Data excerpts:
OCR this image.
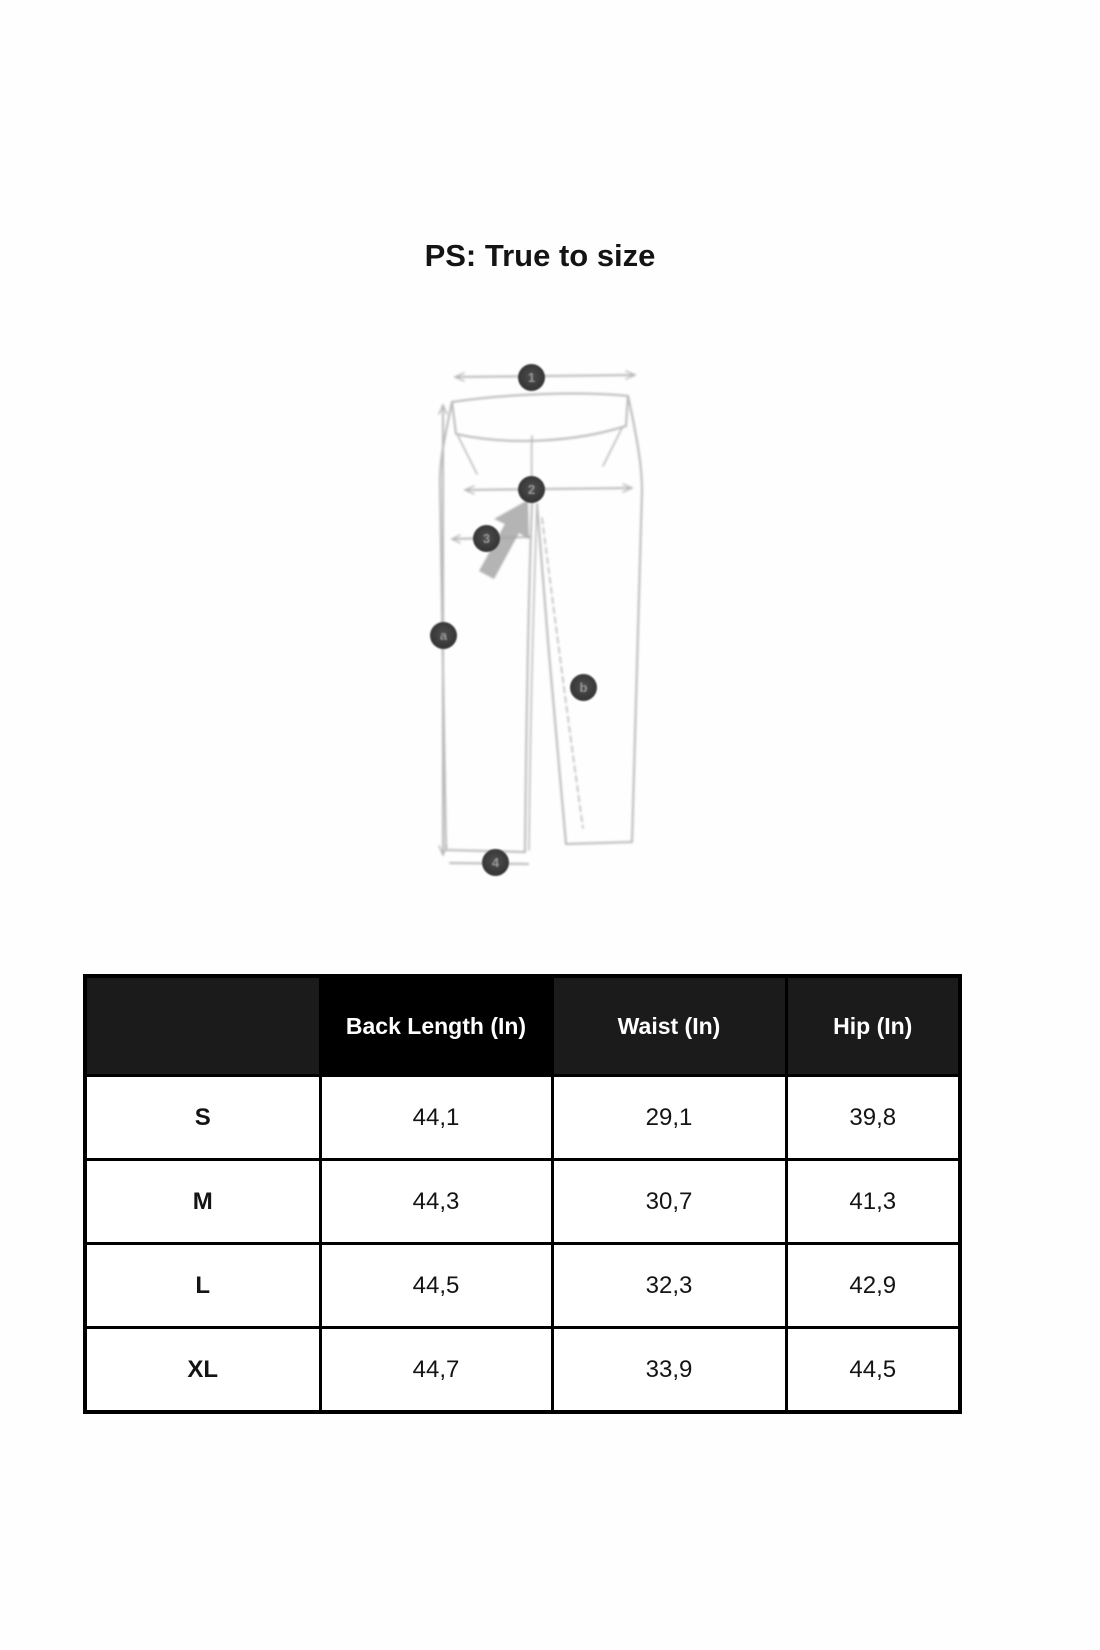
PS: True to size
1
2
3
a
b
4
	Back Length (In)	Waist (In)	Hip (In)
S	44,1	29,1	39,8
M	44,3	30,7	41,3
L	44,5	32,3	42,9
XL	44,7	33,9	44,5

__Task prompt__
Exclude the pictures. Write out the remaining data exactly.

__Complete answer__
OCR this image.
PS: True to size
1
2
3
a
b
4
	Back Length (In)	Waist (In)	Hip (In)
S	44,1	29,1	39,8
M	44,3	30,7	41,3
L	44,5	32,3	42,9
XL	44,7	33,9	44,5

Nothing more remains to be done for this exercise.